DOCUMENT TEXT:
## Begin
Since April 2023, the war between the RSF and Sudanese armed forces has displaced nearly 13 million people, left millions in need of aid and torn thousands of families apart.
An Amnesty International report released in April documented widespread sexual violence by the RSF across towns and villages in Sudan.
It reported that rape, gang rape and sexual slavery were used to humiliate, assert control and forcibly displace communities.
A United Nations Women report from the same month says more than 12 million people in Sudan – roughly a quarter of the population – are at risk of gender-based violence (GBV).
As of mid-2025, data from the Office of the UN High Commissioner for Refugees (UNHCR) show that 1.2 million Sudanese – most of them women and girls – have fled the violence and sought refuge in Chad.
But for many, the trauma doesn’t end there.
Islam eventually reunited with her mother, three sisters and two brothers in Adre.
She had gone there to look for them, never intending to stay, but now their makeshift shelter – made from scavenged cloth, straw and plastic – serves as home. Her father and another brother, who were taken by the RSF, remain in Sudan.
## End
MATERIAL SUPPLIED:
## Begin
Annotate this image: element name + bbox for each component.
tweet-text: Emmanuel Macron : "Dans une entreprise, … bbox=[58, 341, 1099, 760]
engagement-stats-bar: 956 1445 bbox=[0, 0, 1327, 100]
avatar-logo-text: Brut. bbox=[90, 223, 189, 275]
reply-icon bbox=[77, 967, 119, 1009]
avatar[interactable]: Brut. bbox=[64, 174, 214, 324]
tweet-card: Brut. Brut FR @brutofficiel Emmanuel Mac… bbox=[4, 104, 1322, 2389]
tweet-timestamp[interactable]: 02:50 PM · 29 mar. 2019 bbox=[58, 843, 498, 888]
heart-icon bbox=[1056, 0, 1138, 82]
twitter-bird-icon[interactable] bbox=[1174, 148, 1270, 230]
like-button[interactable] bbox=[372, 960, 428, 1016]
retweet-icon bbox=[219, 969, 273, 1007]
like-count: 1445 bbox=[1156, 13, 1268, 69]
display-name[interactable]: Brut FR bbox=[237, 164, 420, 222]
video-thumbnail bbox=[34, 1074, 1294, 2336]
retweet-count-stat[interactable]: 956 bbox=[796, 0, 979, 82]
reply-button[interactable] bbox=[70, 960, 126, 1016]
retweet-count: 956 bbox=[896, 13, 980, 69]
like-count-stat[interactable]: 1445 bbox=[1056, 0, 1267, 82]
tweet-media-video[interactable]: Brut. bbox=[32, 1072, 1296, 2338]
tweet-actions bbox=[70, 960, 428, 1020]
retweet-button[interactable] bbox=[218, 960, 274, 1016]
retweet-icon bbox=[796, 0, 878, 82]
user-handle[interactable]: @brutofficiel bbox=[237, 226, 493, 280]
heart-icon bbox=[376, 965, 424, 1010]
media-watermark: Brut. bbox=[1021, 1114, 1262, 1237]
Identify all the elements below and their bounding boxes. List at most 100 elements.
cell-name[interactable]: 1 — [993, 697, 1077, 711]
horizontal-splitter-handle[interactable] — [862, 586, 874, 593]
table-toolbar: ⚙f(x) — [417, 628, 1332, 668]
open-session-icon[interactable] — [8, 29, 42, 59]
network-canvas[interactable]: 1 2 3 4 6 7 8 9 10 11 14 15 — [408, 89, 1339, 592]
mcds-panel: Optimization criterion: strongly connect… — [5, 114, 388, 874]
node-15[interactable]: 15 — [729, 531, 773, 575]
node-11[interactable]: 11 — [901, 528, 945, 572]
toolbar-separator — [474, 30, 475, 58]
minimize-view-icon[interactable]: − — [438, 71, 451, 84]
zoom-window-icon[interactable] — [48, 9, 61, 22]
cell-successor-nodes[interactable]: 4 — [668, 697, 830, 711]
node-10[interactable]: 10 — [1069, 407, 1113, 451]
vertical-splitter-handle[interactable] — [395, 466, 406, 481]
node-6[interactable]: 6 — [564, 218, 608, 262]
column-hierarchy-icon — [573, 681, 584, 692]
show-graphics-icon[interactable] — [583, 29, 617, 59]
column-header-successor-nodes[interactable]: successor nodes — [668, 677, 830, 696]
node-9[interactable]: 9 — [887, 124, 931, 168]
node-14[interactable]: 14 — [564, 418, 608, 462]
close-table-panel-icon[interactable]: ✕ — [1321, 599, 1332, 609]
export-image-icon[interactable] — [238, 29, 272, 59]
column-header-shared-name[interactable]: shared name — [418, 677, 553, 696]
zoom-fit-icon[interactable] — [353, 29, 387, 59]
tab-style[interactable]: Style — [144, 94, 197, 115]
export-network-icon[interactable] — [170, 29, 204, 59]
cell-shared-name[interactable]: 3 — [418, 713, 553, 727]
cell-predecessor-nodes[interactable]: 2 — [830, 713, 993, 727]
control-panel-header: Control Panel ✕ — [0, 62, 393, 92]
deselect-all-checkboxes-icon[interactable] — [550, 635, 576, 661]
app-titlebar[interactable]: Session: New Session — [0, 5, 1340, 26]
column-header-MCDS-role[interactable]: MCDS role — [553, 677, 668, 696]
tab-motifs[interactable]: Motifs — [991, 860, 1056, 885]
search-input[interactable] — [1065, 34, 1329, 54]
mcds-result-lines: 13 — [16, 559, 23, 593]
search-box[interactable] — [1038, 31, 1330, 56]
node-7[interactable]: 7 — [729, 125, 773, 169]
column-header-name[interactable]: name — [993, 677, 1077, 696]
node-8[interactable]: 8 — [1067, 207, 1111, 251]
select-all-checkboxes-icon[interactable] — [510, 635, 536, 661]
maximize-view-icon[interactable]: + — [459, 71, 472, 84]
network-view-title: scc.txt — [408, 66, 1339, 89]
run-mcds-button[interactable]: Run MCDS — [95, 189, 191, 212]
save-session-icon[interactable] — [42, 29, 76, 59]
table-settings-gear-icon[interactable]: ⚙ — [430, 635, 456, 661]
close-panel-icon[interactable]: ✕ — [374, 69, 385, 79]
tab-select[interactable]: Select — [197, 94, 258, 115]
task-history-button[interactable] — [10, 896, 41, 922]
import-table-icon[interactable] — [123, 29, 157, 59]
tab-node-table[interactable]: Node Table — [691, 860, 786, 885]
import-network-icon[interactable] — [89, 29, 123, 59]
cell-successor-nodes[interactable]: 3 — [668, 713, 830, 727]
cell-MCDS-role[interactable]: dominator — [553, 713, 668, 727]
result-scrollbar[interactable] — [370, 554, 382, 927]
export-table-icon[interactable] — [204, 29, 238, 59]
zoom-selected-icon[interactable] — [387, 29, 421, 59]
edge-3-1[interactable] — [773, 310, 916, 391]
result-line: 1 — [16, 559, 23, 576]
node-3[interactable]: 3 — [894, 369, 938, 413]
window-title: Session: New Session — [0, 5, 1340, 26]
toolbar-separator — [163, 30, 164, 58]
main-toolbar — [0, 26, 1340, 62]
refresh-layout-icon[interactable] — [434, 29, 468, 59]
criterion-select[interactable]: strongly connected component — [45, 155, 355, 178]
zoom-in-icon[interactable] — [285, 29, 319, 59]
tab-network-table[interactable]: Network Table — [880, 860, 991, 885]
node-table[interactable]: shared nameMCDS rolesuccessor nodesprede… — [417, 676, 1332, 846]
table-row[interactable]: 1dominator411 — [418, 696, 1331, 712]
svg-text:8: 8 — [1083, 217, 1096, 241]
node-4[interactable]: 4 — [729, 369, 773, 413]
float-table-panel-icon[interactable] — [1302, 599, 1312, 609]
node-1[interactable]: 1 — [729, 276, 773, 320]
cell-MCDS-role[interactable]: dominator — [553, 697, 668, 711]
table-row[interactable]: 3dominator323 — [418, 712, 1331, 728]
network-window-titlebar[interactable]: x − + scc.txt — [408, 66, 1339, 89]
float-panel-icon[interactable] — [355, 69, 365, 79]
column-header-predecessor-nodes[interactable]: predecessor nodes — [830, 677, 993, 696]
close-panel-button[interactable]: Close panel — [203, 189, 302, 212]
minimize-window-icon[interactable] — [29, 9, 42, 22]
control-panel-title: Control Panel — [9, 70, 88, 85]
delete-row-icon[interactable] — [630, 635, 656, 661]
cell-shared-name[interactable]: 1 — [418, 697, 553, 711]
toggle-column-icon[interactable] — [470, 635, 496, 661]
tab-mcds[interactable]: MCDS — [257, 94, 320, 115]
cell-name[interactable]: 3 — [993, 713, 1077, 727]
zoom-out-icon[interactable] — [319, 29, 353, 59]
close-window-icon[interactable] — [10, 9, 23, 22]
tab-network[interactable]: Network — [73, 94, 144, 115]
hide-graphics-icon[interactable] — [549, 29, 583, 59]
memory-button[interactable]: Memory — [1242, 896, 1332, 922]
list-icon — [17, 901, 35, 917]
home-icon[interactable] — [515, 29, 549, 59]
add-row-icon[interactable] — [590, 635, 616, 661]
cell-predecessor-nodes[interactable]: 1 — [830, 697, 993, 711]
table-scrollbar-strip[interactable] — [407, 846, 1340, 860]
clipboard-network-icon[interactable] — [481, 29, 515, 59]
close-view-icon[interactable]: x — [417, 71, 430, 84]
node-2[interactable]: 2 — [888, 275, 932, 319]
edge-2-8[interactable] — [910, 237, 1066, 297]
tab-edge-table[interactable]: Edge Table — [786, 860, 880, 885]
## End
REQUIREMENT 1: In the passage on the war in Sudan, what purpose does the Amnesty International report give for the RSF's use of rape, gang rape and sexual slavery? Answer in one to three sentences.
REQUIREMENT 2: Please turn the paragraph of the passage on the war in Sudan that opens with "She had gone there" into a short bulleted list, keeping its main facts.
REQUIREMENT 3: Reproduce the passage on the war in Sudan from "As of mid-2025, data" to "doesn’t end there.".

TASK RESPONSE 1: According to the Amnesty International report, the RSF used rape, gang rape and sexual slavery to humiliate, to assert control and to forcibly displace communities.

TASK RESPONSE 2:
- Islam went to Adre to look for her family and did not intend to stay.
- The family's makeshift shelter, made from scavenged cloth, straw and plastic, is now their home.
- Her father and another brother were taken by the RSF and remain in Sudan.

TASK RESPONSE 3:
As of mid-2025, data from the Office of the UN High Commissioner for Refugees (UNHCR) show that 1.2 million Sudanese – most of them women and girls – have fled the violence and sought refuge in Chad.
But for many, the trauma doesn’t end there.